Your task :: All of the lines below are to be transcribed faithfully, with pictures excluded from the copy.

Task inputs ::
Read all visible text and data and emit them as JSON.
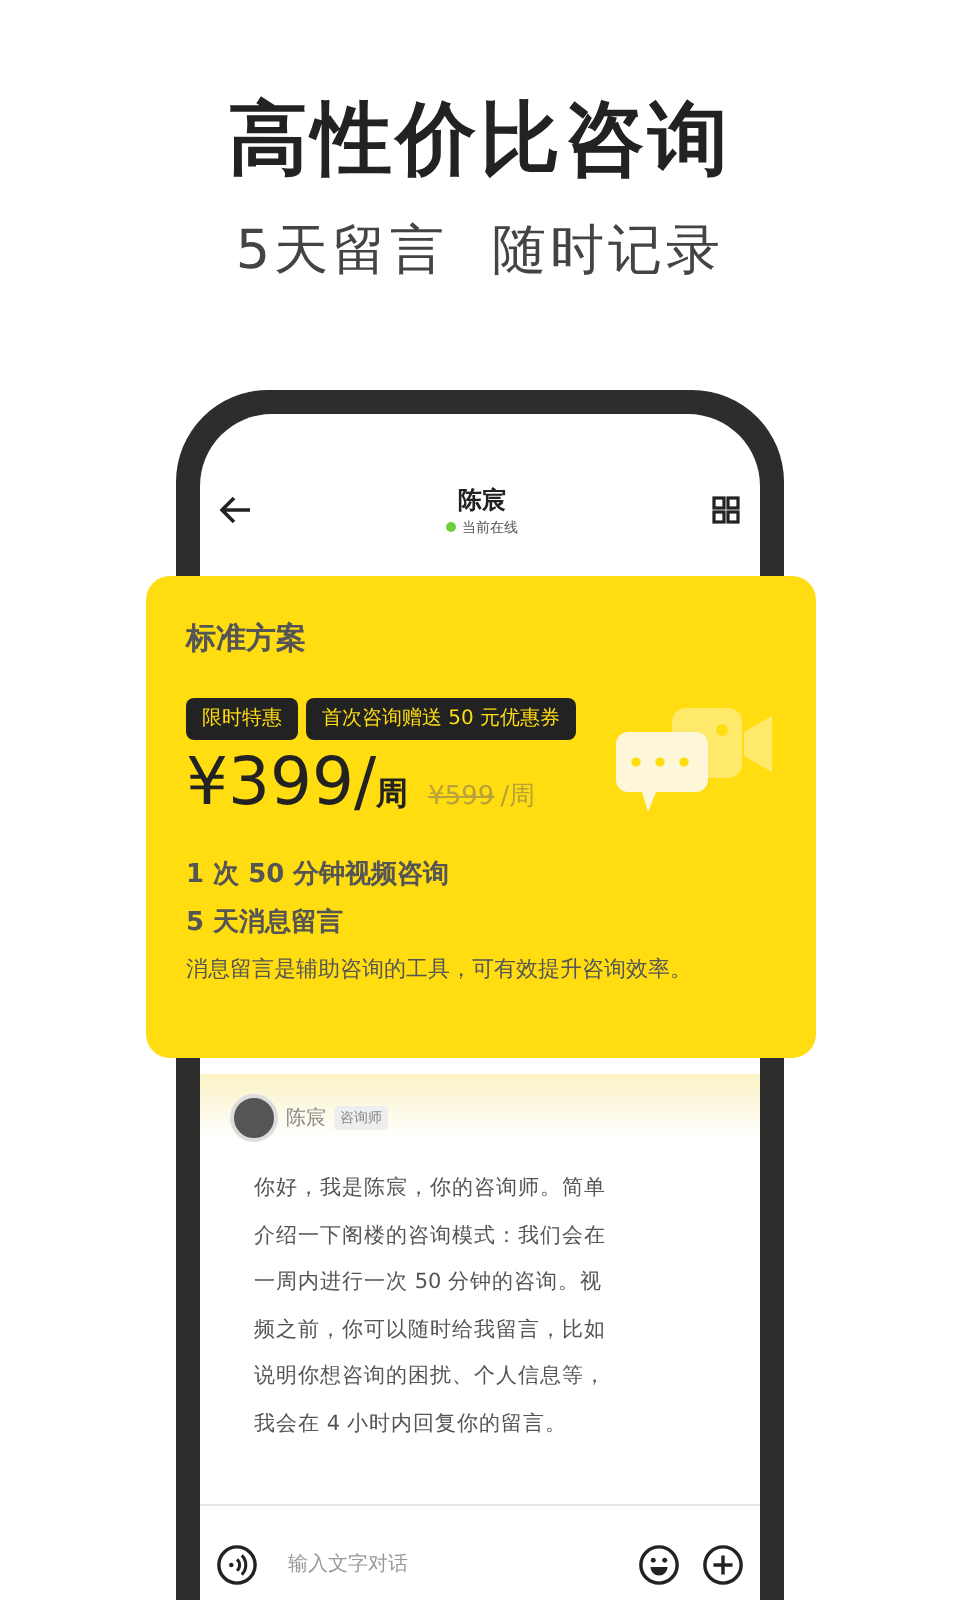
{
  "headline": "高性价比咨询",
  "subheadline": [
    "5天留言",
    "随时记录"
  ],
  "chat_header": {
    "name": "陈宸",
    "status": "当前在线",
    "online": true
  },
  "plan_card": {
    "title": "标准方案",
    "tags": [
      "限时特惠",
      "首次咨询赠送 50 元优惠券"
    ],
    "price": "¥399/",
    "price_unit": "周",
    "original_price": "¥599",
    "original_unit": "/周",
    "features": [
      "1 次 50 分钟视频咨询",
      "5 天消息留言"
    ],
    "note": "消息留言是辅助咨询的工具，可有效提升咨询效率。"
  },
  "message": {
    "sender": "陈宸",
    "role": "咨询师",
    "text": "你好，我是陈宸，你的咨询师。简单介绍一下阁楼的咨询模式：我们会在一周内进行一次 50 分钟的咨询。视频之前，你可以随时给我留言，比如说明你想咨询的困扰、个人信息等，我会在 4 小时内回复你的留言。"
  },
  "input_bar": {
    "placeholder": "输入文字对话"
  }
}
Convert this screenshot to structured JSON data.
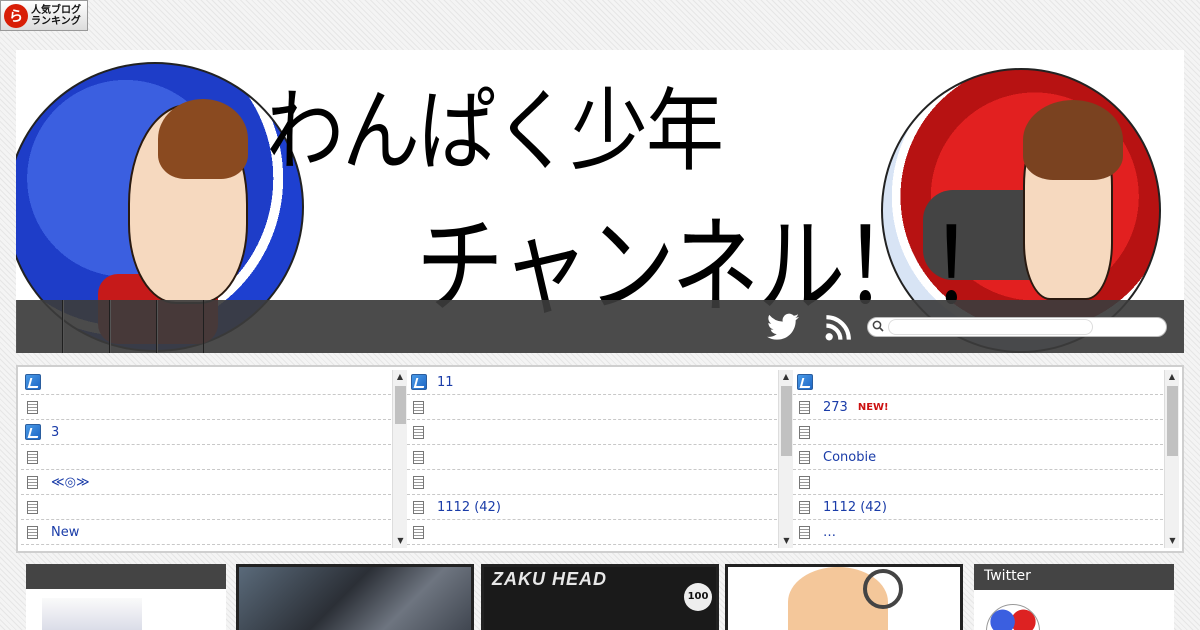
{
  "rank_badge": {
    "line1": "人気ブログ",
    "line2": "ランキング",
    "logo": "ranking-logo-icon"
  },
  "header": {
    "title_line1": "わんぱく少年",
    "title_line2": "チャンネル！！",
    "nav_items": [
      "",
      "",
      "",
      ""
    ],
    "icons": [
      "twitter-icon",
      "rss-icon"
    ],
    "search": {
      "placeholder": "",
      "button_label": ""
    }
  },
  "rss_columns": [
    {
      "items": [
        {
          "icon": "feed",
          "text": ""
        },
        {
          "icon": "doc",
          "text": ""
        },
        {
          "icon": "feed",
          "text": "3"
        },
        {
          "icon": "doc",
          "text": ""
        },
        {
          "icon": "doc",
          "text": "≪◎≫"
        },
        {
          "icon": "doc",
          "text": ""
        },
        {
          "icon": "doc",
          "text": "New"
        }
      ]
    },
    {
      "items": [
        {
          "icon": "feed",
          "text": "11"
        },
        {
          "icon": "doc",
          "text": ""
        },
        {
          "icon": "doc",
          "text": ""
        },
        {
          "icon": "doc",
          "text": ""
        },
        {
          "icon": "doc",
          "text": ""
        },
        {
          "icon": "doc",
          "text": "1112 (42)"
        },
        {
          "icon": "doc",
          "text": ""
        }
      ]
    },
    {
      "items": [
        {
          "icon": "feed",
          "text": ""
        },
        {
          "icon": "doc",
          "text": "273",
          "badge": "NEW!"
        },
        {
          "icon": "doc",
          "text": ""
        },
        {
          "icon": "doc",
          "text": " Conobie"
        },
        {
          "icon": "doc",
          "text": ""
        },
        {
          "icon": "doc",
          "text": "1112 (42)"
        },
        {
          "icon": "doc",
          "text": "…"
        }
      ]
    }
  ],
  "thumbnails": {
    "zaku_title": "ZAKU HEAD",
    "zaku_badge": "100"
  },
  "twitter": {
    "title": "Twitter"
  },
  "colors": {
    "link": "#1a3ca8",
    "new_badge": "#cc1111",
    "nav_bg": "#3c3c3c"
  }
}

Task output ::
Read all visible text and data and emit them as JSON.
{
  "headline": "高性价比咨询",
  "subheadline": [
    "5天留言",
    "随时记录"
  ],
  "chat_header": {
    "name": "陈宸",
    "status": "当前在线",
    "online": true
  },
  "plan_card": {
    "title": "标准方案",
    "tags": [
      "限时特惠",
      "首次咨询赠送 50 元优惠券"
    ],
    "price": "¥399/",
    "price_unit": "周",
    "original_price": "¥599",
    "original_unit": "/周",
    "features": [
      "1 次 50 分钟视频咨询",
      "5 天消息留言"
    ],
    "note": "消息留言是辅助咨询的工具，可有效提升咨询效率。"
  },
  "message": {
    "sender": "陈宸",
    "role": "咨询师",
    "text": "你好，我是陈宸，你的咨询师。简单介绍一下阁楼的咨询模式：我们会在一周内进行一次 50 分钟的咨询。视频之前，你可以随时给我留言，比如说明你想咨询的困扰、个人信息等，我会在 4 小时内回复你的留言。"
  },
  "input_bar": {
    "placeholder": "输入文字对话"
  }
}
Convert this screenshot to structured JSON data.
{
  "rank_badge": {
    "line1": "人気ブログ",
    "line2": "ランキング",
    "logo": "ranking-logo-icon"
  },
  "header": {
    "title_line1": "わんぱく少年",
    "title_line2": "チャンネル！！",
    "nav_items": [
      "",
      "",
      "",
      ""
    ],
    "icons": [
      "twitter-icon",
      "rss-icon"
    ],
    "search": {
      "placeholder": "",
      "button_label": ""
    }
  },
  "rss_columns": [
    {
      "items": [
        {
          "icon": "feed",
          "text": ""
        },
        {
          "icon": "doc",
          "text": ""
        },
        {
          "icon": "feed",
          "text": "3"
        },
        {
          "icon": "doc",
          "text": ""
        },
        {
          "icon": "doc",
          "text": "≪◎≫"
        },
        {
          "icon": "doc",
          "text": ""
        },
        {
          "icon": "doc",
          "text": "New"
        }
      ]
    },
    {
      "items": [
        {
          "icon": "feed",
          "text": "11"
        },
        {
          "icon": "doc",
          "text": ""
        },
        {
          "icon": "doc",
          "text": ""
        },
        {
          "icon": "doc",
          "text": ""
        },
        {
          "icon": "doc",
          "text": ""
        },
        {
          "icon": "doc",
          "text": "1112 (42)"
        },
        {
          "icon": "doc",
          "text": ""
        }
      ]
    },
    {
      "items": [
        {
          "icon": "feed",
          "text": ""
        },
        {
          "icon": "doc",
          "text": "273",
          "badge": "NEW!"
        },
        {
          "icon": "doc",
          "text": ""
        },
        {
          "icon": "doc",
          "text": " Conobie"
        },
        {
          "icon": "doc",
          "text": ""
        },
        {
          "icon": "doc",
          "text": "1112 (42)"
        },
        {
          "icon": "doc",
          "text": "…"
        }
      ]
    }
  ],
  "thumbnails": {
    "zaku_title": "ZAKU HEAD",
    "zaku_badge": "100"
  },
  "twitter": {
    "title": "Twitter"
  },
  "colors": {
    "link": "#1a3ca8",
    "new_badge": "#cc1111",
    "nav_bg": "#3c3c3c"
  }
}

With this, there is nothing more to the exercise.